— Begin —

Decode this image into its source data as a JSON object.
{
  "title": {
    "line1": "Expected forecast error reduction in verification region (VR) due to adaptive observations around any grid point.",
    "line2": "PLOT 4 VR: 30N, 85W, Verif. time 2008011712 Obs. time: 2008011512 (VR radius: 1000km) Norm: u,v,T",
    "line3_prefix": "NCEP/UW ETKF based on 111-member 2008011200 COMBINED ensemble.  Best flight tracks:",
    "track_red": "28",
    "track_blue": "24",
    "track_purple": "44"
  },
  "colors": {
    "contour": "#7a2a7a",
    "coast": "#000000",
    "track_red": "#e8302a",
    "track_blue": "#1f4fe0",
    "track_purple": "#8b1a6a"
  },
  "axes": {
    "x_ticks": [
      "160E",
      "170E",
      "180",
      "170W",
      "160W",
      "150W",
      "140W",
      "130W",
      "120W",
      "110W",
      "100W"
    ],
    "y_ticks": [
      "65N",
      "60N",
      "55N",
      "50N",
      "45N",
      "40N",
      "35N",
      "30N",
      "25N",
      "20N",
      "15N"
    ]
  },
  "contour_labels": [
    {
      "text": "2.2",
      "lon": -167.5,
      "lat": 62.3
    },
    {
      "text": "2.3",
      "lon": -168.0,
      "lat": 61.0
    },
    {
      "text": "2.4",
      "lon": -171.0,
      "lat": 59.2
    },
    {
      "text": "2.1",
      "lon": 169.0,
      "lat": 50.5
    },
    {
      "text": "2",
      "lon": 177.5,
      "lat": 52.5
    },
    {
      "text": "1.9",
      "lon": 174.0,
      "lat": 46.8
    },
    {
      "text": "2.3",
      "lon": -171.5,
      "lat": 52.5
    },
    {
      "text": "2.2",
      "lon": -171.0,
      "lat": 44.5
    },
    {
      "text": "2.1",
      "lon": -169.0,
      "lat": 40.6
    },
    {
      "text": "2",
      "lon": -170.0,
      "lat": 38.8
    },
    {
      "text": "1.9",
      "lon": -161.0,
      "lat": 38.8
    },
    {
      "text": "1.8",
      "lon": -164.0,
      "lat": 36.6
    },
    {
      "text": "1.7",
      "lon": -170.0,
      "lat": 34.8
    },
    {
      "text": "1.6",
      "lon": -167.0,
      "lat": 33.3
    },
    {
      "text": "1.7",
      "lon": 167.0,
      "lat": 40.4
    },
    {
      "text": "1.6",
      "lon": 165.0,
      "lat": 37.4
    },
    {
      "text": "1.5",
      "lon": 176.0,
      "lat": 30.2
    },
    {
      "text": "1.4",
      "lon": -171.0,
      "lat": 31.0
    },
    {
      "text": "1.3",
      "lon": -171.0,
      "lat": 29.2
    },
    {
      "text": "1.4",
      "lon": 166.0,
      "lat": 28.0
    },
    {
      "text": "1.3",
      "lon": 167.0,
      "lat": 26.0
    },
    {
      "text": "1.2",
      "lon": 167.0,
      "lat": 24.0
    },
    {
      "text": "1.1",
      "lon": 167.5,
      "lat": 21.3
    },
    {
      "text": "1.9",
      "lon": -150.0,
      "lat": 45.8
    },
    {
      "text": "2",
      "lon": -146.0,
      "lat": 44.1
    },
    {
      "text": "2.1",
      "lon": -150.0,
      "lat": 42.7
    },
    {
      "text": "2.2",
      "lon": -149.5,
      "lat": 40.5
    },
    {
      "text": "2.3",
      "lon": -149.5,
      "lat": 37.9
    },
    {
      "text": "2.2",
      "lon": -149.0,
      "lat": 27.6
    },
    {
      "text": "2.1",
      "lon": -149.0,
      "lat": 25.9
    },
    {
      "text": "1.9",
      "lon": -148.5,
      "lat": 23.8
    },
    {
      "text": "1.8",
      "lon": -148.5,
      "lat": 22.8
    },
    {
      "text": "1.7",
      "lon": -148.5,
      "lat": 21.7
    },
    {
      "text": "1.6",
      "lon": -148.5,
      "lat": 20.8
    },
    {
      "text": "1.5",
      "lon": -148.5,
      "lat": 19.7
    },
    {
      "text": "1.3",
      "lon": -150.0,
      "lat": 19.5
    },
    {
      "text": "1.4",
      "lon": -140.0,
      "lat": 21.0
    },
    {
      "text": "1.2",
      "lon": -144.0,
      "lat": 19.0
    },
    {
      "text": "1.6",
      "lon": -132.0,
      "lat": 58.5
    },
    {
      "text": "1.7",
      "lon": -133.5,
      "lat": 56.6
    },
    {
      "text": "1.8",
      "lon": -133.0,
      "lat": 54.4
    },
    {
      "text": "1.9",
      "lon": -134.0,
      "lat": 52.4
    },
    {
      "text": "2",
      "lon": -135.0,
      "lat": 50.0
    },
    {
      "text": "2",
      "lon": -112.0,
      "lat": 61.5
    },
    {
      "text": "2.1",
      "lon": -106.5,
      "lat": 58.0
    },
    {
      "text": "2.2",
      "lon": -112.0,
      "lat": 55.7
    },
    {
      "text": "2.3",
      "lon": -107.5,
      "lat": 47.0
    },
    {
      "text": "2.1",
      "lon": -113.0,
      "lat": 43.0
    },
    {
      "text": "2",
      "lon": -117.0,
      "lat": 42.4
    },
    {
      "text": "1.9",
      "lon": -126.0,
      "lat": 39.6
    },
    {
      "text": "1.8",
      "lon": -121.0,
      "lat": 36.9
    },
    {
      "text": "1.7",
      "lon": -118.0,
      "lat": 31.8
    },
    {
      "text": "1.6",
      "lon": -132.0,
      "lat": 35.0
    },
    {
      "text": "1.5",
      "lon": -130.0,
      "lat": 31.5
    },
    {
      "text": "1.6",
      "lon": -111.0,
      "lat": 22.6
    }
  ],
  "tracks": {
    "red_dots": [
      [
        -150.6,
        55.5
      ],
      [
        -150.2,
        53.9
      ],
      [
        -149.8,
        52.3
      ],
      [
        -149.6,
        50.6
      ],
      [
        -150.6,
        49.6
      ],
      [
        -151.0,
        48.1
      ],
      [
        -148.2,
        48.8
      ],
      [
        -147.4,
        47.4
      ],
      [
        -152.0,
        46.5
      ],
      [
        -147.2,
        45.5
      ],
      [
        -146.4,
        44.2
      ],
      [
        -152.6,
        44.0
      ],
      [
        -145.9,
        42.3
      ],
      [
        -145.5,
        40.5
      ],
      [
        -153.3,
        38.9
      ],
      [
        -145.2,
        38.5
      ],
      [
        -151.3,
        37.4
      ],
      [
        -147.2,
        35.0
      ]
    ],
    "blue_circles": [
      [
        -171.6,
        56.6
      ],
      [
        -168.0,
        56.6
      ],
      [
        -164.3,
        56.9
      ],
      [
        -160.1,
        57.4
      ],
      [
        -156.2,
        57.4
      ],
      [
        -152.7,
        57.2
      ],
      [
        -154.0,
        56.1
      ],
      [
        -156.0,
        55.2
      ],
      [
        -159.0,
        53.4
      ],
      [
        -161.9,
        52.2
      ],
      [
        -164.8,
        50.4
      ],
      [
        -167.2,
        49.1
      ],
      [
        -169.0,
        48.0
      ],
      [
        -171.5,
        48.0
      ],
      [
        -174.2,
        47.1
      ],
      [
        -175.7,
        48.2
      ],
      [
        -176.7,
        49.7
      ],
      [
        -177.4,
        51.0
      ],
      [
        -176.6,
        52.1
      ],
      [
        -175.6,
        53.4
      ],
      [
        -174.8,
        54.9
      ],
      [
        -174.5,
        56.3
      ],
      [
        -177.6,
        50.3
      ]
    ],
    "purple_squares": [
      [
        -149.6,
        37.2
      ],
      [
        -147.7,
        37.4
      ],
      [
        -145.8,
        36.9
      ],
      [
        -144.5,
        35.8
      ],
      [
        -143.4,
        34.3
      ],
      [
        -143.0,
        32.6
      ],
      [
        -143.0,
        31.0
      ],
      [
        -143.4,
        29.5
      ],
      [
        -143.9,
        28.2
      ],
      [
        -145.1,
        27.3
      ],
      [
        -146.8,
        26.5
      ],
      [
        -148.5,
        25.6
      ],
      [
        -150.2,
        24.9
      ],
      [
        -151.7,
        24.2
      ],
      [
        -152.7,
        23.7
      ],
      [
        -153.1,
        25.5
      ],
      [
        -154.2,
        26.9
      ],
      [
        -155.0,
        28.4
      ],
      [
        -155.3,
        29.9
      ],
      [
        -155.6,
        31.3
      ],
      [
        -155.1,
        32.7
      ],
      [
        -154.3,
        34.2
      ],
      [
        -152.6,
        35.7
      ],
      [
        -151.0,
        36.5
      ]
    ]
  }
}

— End —

For each line in the data above that contains the string "tracks", extract the line.

THE ANSWER =
    "line3_prefix": "NCEP/UW ETKF based on 111-member 2008011200 COMBINED ensemble.  Best flight tracks:",
  "tracks": {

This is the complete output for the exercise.